## Prompt
Find the string "Bosco" in the listing and report every line that has it.
☆ ☆ ☆ ☆ ☆ ☆ ☆
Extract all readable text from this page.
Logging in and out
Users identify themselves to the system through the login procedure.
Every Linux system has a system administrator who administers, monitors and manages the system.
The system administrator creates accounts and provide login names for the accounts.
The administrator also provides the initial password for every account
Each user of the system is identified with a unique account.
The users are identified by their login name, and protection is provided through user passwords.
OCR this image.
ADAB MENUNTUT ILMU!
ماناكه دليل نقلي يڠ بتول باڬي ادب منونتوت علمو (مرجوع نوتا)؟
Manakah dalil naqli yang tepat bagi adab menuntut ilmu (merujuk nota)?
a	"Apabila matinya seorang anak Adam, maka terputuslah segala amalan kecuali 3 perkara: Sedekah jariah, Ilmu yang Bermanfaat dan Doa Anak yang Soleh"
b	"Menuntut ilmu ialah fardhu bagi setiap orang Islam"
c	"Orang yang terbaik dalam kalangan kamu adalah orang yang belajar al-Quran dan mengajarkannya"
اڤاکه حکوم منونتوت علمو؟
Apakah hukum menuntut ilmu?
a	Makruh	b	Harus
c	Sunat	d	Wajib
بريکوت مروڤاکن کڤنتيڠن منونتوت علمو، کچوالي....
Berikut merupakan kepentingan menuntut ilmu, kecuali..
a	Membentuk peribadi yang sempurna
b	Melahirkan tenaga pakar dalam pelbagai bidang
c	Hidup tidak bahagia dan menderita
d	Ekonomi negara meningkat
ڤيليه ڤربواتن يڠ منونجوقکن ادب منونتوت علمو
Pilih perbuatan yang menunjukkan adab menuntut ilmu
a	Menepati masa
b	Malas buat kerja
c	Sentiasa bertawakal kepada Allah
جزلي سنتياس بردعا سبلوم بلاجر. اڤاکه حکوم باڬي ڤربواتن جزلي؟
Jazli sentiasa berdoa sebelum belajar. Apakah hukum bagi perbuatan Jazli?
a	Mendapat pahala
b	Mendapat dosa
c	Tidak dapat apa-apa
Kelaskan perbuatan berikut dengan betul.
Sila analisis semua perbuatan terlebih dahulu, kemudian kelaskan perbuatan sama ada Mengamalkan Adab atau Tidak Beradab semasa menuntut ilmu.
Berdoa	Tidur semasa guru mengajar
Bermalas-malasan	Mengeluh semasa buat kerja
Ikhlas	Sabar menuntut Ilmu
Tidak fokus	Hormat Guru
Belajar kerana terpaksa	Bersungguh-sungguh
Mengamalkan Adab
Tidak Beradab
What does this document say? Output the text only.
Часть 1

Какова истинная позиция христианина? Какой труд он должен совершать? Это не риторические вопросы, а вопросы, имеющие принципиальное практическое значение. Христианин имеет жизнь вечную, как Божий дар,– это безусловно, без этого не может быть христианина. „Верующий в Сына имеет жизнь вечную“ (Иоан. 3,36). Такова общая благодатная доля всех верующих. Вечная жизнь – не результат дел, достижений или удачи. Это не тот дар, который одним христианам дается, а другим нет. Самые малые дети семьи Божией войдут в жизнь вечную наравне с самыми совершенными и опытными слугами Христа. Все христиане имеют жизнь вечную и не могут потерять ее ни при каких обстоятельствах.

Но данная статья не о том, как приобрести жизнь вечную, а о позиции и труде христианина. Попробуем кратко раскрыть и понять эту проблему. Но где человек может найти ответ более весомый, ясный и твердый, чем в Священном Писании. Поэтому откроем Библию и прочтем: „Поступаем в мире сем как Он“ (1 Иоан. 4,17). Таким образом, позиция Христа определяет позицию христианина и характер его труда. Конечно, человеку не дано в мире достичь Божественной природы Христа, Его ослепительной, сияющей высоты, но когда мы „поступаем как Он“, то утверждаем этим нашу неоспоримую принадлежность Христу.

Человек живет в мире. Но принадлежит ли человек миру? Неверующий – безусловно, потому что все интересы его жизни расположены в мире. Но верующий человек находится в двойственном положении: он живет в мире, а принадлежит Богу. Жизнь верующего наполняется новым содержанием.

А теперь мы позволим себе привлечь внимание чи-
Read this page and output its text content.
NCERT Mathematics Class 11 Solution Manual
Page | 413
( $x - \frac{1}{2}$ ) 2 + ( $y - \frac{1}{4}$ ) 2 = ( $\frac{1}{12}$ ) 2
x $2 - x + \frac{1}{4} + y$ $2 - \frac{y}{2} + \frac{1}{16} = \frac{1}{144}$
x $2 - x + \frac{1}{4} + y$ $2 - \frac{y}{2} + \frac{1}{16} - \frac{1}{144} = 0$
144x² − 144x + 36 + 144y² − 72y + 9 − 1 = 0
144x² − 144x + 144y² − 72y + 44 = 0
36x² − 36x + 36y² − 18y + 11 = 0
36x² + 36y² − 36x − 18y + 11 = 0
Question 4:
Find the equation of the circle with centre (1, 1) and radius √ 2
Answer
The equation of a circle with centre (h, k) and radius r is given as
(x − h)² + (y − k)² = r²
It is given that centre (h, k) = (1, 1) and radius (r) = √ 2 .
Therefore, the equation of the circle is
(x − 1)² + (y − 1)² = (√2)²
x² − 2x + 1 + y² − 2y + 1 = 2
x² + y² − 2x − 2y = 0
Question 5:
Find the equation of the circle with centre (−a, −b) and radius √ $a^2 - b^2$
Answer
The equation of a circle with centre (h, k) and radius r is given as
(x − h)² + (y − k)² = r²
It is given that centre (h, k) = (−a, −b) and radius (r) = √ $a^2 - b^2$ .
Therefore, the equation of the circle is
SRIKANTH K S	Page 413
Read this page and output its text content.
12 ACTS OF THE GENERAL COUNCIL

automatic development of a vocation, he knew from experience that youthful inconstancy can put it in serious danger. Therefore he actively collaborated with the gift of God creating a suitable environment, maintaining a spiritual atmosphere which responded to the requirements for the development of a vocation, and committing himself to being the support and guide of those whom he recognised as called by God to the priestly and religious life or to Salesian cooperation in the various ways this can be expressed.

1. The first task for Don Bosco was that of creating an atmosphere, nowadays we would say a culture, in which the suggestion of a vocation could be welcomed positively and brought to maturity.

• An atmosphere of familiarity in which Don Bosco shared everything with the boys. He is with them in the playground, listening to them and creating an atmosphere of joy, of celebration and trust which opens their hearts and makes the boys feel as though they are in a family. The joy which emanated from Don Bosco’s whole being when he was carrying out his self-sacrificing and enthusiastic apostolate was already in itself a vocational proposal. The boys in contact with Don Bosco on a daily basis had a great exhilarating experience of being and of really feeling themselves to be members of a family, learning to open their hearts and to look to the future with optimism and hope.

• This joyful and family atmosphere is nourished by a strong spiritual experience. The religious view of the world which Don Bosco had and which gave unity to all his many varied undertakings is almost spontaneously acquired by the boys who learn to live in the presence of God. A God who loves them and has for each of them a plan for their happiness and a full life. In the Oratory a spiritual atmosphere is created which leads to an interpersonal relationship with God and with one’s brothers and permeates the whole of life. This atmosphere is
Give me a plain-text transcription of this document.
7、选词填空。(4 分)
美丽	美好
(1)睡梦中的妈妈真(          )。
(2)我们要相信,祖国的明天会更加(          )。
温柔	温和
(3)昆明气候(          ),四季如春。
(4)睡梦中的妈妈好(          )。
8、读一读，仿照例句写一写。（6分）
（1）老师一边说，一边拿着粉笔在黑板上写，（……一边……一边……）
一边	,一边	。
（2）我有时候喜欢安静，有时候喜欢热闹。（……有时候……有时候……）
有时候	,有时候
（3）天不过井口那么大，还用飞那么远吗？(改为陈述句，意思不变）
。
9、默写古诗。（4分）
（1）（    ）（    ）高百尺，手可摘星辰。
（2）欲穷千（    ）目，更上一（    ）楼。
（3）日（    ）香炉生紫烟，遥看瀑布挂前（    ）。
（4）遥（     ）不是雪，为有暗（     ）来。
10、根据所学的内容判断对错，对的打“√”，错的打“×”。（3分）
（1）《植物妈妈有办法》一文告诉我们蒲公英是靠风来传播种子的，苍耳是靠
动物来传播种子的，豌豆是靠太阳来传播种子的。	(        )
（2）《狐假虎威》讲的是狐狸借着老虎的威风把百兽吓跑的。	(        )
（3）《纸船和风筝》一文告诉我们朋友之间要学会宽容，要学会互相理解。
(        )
☆ ☆ ☆ ☆ ☆ ☆ ☆
## Exercise solution
1. The first task for Don Bosco was that of creating an atmosphere, nowadays we would say a culture, in which the suggestion of a vocation could be welcomed positively and brought to maturity.
• An atmosphere of familiarity in which Don Bosco shared everything with the boys. He is with them in the playground, listening to them and creating an atmosphere of joy, of celebration and trust which opens their hearts and makes the boys feel as though they are in a family. The joy which emanated from Don Bosco’s whole being when he was carrying out his self-sacrificing and enthusiastic apostolate was already in itself a vocational proposal. The boys in contact with Don Bosco on a daily basis had a great exhilarating experience of being and of really feeling themselves to be members of a family, learning to open their hearts and to look to the future with optimism and hope.
• This joyful and family atmosphere is nourished by a strong spiritual experience. The religious view of the world which Don Bosco had and which gave unity to all his many varied undertakings is almost spontaneously acquired by the boys who learn to live in the presence of God. A God who loves them and has for each of them a plan for their happiness and a full life. In the Oratory a spiritual atmosphere is created which leads to an interpersonal relationship with God and with one’s brothers and permeates the whole of life. This atmosphere is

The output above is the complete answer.